CONSIGNES:
1. Selon l'extrait sur les cancers professionnels, quelle proportion des bénéficiaires de rentes sont les malades eux-mêmes ?
2. Dans l'extrait sur les cancers professionnels, recopiez le passage de "Les employés d'entreprises" à "euros par an." en remplaçant "nord" par "est".

Les employés d'entreprises de plus de 50 salariés représentent près de 75 % des cas de cancers pris en charge par l'Assurance maladie. Autre élément, les cancers du poumon reconnus d'origine professionnelle se concentrent dans la partie nord de la France, faisant ressortir les implantations d'activités économiques liées à l'amiante. "La prise en charge des cancers professionnels représente environ 1,2 milliard d'euros par an à la charge des entreprises", indique Pascal Jacquetin. En grande majorité, ce sont les ayants droits qui touchent des rentes viagères, seuls 20 % des bénéficiaires sont les malades. En moyenne, le montant de leur rente est d'environ 17.000 euros par an.

DONNÉES ENREGISTRÉES:
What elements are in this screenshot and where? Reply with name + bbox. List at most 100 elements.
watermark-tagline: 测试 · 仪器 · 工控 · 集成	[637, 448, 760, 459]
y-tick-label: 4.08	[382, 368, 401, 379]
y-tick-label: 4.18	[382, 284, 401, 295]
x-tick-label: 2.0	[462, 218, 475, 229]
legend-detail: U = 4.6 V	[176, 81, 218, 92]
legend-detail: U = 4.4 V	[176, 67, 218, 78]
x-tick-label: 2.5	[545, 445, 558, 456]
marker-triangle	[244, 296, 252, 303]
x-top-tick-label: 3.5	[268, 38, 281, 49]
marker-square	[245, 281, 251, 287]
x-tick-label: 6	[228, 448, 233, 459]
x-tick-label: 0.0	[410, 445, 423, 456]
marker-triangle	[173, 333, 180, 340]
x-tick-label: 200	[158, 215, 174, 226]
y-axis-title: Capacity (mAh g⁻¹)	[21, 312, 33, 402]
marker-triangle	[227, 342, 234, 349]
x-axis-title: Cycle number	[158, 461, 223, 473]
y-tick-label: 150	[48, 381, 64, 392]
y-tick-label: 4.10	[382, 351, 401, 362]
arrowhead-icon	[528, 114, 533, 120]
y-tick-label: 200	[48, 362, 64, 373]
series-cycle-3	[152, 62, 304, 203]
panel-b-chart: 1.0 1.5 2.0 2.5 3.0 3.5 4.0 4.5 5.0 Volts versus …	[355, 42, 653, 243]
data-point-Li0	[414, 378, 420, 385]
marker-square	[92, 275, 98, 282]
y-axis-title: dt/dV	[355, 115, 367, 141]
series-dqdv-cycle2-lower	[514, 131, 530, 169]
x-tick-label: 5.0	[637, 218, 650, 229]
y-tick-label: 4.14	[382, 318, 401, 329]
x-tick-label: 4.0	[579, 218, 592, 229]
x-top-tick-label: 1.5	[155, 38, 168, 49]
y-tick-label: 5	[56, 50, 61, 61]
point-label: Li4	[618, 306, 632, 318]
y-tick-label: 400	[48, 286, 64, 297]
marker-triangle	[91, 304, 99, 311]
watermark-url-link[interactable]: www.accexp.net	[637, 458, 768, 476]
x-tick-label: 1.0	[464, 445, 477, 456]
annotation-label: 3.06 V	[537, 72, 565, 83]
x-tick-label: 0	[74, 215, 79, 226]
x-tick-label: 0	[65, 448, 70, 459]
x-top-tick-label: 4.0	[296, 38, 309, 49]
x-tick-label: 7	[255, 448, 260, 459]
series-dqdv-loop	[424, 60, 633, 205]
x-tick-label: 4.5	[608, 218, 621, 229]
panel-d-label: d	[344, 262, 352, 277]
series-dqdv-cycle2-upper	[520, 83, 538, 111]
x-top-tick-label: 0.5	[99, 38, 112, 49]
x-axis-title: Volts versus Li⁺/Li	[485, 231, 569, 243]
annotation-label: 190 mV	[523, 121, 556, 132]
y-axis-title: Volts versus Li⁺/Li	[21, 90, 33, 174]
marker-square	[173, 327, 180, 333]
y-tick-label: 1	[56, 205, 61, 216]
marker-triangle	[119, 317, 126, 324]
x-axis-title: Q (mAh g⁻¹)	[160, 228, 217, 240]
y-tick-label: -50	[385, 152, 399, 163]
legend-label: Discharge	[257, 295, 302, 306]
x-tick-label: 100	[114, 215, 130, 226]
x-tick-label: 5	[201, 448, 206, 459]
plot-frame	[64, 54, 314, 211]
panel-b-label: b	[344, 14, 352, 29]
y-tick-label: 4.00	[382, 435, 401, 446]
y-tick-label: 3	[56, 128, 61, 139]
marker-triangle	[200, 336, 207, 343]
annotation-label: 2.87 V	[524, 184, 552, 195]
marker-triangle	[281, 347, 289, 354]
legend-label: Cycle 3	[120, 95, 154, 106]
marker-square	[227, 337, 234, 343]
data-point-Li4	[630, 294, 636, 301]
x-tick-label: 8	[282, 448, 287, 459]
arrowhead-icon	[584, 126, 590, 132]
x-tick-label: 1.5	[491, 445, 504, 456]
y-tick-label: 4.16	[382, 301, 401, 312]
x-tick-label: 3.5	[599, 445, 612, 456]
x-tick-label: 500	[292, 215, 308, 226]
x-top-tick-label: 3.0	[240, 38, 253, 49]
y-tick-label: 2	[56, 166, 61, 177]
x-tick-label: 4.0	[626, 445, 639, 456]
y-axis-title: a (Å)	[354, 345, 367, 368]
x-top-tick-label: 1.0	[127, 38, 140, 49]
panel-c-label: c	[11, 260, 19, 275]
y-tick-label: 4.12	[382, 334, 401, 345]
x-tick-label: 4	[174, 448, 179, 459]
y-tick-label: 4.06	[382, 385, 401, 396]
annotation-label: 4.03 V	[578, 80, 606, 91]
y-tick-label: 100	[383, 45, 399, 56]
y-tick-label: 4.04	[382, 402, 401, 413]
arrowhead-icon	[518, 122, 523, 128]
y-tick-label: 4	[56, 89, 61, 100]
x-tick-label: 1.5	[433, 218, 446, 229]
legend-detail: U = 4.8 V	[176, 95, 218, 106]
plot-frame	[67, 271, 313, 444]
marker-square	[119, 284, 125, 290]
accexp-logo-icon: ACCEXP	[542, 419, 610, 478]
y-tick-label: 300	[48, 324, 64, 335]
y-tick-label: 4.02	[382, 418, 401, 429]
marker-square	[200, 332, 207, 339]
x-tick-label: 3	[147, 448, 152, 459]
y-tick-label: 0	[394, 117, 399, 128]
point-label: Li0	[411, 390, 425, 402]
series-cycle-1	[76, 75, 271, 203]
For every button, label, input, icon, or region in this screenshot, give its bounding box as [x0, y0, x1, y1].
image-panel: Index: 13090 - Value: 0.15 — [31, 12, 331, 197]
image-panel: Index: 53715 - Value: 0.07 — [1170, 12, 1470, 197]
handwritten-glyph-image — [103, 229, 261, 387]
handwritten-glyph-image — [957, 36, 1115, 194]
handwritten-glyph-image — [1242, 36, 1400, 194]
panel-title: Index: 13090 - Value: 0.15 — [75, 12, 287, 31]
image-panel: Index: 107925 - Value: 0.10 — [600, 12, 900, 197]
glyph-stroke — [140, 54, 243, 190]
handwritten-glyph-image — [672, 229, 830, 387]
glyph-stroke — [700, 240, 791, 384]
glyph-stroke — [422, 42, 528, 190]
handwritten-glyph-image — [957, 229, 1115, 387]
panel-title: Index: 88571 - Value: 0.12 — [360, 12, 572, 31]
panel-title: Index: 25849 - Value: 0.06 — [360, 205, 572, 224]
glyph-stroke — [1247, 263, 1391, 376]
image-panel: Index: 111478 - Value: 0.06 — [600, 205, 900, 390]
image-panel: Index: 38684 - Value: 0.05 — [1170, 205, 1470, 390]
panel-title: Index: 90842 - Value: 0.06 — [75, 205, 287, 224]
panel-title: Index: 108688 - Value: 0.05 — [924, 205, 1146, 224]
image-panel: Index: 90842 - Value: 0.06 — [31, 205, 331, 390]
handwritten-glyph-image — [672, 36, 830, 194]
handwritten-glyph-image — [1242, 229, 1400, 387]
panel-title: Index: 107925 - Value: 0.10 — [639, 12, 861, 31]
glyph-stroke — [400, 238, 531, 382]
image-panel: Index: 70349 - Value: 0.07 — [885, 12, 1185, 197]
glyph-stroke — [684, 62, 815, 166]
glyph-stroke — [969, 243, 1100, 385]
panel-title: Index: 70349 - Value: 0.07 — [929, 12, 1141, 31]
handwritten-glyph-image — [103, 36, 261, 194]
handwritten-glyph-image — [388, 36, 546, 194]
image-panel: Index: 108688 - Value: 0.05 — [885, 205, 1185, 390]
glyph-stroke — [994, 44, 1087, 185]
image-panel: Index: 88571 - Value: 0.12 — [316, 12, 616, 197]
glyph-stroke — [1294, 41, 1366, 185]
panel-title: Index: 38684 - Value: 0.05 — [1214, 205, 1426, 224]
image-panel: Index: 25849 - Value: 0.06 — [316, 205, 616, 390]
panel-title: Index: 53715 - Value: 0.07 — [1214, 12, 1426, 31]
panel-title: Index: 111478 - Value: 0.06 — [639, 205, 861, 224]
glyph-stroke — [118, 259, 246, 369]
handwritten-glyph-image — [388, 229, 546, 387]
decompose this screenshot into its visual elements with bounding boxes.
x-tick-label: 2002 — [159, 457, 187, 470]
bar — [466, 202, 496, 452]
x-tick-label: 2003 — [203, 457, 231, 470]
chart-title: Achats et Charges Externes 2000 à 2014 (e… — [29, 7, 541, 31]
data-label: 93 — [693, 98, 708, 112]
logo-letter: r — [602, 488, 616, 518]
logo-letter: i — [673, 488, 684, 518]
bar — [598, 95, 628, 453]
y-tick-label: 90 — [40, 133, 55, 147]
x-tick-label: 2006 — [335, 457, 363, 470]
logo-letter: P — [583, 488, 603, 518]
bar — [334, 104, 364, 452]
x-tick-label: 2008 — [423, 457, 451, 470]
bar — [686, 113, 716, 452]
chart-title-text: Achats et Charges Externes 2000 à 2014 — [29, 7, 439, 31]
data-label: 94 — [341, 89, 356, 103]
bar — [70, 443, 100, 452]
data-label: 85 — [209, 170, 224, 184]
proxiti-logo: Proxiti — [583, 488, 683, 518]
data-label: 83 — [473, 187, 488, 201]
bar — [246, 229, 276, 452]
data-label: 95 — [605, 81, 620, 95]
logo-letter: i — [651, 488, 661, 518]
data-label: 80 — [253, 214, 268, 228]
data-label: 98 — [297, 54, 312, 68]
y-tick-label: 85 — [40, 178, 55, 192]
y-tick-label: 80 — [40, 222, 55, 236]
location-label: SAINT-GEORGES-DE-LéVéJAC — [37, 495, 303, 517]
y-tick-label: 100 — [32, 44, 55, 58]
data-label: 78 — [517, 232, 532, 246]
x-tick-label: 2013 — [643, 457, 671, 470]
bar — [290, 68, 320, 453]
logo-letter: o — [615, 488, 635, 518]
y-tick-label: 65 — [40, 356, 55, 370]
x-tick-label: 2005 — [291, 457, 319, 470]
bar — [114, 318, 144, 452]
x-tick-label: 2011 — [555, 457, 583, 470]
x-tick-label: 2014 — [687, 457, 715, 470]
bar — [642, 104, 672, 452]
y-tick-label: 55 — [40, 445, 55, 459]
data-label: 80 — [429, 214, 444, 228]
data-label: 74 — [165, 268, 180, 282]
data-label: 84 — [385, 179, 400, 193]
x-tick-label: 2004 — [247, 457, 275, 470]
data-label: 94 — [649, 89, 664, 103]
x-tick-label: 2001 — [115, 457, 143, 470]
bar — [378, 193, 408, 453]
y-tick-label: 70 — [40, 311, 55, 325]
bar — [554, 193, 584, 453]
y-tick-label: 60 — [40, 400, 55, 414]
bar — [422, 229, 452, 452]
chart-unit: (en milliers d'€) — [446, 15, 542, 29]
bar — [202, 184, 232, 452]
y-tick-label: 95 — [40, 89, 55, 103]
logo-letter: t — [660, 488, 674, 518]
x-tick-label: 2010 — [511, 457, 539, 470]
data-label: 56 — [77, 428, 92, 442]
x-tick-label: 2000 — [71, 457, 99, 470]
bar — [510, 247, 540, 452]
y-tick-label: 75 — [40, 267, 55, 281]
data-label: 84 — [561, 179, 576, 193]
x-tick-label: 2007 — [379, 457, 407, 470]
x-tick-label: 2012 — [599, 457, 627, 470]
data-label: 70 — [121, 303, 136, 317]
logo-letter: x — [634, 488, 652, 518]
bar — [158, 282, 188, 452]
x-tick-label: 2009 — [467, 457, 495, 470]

RÉPONSES:
1. Seuls 20 % des bénéficiaires sont les malades.

2.
Les employés d'entreprises de plus de 50 salariés représentent près de 75 % des cas de cancers pris en charge par l'Assurance maladie. Autre élément, les cancers du poumon reconnus d'origine professionnelle se concentrent dans la partie est de la France, faisant ressortir les implantations d'activités économiques liées à l'amiante. "La prise en charge des cancers professionnels représente environ 1,2 milliard d'euros par an à la charge des entreprises", indique Pascal Jacquetin. En grande majorité, ce sont les ayants droits qui touchent des rentes viagères, seuls 20 % des bénéficiaires sont les malades. En moyenne, le montant de leur rente est d'environ 17.000 euros par an.